** start **

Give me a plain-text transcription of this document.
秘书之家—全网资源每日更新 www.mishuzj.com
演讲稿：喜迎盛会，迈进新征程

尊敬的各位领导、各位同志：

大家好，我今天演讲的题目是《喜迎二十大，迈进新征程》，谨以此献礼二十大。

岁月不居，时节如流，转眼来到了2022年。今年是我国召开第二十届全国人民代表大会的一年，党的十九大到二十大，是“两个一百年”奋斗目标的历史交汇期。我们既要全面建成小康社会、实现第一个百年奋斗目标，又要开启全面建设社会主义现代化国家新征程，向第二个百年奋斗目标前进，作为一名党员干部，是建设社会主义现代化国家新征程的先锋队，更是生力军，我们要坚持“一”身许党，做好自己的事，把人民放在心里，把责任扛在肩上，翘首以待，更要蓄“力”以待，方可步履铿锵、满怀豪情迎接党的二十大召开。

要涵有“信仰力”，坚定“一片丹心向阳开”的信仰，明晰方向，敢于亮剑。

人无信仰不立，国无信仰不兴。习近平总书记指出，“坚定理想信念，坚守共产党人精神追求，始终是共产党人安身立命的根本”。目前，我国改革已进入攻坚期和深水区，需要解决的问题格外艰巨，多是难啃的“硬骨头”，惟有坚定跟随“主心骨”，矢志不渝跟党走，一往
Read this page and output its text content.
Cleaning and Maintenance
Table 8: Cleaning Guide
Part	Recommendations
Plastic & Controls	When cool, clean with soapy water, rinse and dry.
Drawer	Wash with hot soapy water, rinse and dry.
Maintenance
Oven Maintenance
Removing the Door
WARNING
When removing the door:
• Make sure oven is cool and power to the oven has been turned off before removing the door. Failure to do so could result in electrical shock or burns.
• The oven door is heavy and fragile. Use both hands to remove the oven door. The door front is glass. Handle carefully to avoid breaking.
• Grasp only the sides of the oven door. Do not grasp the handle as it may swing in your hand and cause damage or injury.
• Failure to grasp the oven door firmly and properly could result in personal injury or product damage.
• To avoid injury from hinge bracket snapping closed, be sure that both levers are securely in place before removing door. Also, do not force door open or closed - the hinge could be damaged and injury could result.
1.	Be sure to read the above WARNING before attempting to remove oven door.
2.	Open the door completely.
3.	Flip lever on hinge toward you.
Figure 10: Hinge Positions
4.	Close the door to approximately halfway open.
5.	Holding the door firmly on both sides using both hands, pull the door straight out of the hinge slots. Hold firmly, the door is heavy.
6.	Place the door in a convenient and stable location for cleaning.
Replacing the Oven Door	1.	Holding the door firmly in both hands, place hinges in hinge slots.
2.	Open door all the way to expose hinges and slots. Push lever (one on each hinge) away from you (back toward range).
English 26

** end **

**WHAT IS EXPECTED**
Report only a number: how many lines in the material above contain the string "both".

**COMPLETE ANSWER**
4